**GOAL OF THE EXERCISE**
Gather up all lines that carry the word "September".
+--
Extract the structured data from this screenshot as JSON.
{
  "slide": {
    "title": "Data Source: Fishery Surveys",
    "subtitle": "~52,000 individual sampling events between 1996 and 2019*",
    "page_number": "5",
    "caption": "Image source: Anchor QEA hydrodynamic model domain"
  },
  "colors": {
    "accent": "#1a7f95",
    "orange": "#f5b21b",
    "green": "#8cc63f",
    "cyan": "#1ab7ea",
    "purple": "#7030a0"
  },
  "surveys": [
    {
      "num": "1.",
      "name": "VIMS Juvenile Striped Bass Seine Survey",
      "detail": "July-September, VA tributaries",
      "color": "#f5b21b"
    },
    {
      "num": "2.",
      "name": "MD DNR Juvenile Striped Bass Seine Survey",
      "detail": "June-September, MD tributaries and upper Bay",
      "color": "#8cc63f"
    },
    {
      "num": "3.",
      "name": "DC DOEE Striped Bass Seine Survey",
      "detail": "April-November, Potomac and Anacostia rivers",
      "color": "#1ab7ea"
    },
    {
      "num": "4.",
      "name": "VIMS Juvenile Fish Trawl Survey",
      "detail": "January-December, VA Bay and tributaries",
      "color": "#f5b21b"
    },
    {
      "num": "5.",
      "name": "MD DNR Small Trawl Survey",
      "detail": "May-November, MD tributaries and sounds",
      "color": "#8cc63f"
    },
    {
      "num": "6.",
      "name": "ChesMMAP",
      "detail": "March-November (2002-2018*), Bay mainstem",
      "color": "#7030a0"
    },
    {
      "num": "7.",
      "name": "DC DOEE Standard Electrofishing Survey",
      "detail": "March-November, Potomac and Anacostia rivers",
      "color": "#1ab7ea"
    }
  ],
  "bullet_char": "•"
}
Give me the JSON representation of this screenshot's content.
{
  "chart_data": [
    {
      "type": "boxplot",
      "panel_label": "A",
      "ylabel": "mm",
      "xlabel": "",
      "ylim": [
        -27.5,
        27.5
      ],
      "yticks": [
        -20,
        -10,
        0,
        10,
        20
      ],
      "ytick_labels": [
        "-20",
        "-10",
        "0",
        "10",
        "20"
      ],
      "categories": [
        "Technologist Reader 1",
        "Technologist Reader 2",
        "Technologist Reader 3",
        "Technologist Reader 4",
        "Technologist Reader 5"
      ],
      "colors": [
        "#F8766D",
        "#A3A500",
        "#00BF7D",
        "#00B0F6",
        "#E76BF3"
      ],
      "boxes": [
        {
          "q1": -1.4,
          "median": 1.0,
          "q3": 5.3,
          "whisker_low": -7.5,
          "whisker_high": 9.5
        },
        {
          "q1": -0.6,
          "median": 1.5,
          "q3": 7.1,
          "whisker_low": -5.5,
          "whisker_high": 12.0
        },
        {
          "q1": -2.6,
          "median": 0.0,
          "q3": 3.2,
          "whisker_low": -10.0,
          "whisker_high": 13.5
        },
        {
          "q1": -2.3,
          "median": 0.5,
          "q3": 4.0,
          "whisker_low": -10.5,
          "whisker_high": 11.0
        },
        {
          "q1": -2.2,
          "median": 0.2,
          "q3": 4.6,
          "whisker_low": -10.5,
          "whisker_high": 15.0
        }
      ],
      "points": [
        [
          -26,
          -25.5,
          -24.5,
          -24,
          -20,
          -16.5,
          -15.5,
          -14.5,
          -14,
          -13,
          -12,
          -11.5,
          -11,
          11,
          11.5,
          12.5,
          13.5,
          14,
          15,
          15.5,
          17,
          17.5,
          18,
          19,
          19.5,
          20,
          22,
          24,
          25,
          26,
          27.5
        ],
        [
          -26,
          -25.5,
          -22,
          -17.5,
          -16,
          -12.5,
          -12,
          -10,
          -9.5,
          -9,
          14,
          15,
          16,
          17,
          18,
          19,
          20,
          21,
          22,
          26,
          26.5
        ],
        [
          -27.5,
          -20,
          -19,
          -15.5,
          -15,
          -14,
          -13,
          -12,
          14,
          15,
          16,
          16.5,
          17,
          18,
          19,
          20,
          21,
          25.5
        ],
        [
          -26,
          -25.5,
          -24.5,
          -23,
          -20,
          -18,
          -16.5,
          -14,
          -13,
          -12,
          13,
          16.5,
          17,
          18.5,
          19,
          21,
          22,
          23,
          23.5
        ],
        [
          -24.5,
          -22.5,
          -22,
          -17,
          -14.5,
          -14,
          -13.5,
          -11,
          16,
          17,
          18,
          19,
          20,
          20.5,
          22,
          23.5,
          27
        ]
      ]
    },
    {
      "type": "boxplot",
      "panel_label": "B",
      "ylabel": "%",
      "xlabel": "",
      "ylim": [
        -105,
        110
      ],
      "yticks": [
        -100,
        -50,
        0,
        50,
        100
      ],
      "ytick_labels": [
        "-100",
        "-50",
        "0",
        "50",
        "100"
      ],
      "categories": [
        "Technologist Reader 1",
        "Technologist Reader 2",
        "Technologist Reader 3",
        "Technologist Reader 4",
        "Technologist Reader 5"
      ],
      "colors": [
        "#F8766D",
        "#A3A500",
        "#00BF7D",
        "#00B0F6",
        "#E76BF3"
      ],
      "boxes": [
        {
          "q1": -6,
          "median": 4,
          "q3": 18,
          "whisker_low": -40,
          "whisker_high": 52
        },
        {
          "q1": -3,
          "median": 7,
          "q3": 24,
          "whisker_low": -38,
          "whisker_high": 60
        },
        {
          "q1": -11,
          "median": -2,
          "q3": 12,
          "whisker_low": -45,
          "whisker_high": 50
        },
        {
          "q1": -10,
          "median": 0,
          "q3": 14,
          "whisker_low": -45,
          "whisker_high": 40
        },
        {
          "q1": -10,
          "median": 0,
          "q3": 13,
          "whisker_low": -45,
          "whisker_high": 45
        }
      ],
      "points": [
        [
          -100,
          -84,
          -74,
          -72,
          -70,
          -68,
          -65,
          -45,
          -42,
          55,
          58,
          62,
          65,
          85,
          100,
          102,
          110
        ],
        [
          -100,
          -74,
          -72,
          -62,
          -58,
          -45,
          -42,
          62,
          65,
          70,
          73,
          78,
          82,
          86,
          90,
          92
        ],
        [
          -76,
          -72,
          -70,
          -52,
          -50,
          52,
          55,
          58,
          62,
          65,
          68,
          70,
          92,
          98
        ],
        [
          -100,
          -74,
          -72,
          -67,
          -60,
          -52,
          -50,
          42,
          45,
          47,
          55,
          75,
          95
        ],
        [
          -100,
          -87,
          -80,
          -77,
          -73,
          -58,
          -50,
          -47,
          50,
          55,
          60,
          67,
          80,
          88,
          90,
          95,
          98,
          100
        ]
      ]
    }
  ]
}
+--
**COMPLETE ANSWER**
      "detail": "July-September, VA tributaries",
      "detail": "June-September, MD tributaries and upper Bay",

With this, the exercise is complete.